Provided data:
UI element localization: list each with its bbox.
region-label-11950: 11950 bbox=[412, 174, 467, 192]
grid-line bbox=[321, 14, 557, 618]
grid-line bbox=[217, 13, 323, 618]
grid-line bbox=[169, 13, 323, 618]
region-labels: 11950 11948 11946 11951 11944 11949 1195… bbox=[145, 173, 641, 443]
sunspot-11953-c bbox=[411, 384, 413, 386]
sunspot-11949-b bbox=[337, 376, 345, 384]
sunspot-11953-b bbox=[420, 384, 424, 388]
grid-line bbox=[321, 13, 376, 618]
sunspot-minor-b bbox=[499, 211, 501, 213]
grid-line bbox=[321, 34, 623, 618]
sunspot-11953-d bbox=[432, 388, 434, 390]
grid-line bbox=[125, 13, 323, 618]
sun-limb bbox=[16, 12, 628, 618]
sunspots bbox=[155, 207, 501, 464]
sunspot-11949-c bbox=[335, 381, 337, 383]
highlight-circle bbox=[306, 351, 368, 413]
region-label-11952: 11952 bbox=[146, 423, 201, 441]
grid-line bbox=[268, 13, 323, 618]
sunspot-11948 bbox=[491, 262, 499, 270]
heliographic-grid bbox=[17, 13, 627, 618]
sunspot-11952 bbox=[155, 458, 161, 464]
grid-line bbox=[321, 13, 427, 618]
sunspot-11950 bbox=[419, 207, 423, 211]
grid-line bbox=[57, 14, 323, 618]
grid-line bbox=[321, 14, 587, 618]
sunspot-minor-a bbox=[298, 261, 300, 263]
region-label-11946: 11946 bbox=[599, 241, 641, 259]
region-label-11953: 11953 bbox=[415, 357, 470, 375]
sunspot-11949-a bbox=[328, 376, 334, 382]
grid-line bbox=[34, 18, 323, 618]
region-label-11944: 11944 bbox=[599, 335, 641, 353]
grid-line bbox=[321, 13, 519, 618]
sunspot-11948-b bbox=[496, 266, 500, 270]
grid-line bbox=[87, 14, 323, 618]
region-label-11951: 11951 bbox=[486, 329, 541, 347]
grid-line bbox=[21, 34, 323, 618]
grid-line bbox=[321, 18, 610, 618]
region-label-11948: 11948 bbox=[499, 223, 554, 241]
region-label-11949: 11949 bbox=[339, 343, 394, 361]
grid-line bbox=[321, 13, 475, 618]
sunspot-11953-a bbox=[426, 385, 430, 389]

Given task: Quote the data from its first line through the line containing "sunspot-11953-c bbox=[411, 384, 413, 386]", reproducing every line verbatim.

Full output:
UI element localization: list each with its bbox.
region-label-11950: 11950 bbox=[412, 174, 467, 192]
grid-line bbox=[321, 14, 557, 618]
grid-line bbox=[217, 13, 323, 618]
grid-line bbox=[169, 13, 323, 618]
region-labels: 11950 11948 11946 11951 11944 11949 1195… bbox=[145, 173, 641, 443]
sunspot-11953-c bbox=[411, 384, 413, 386]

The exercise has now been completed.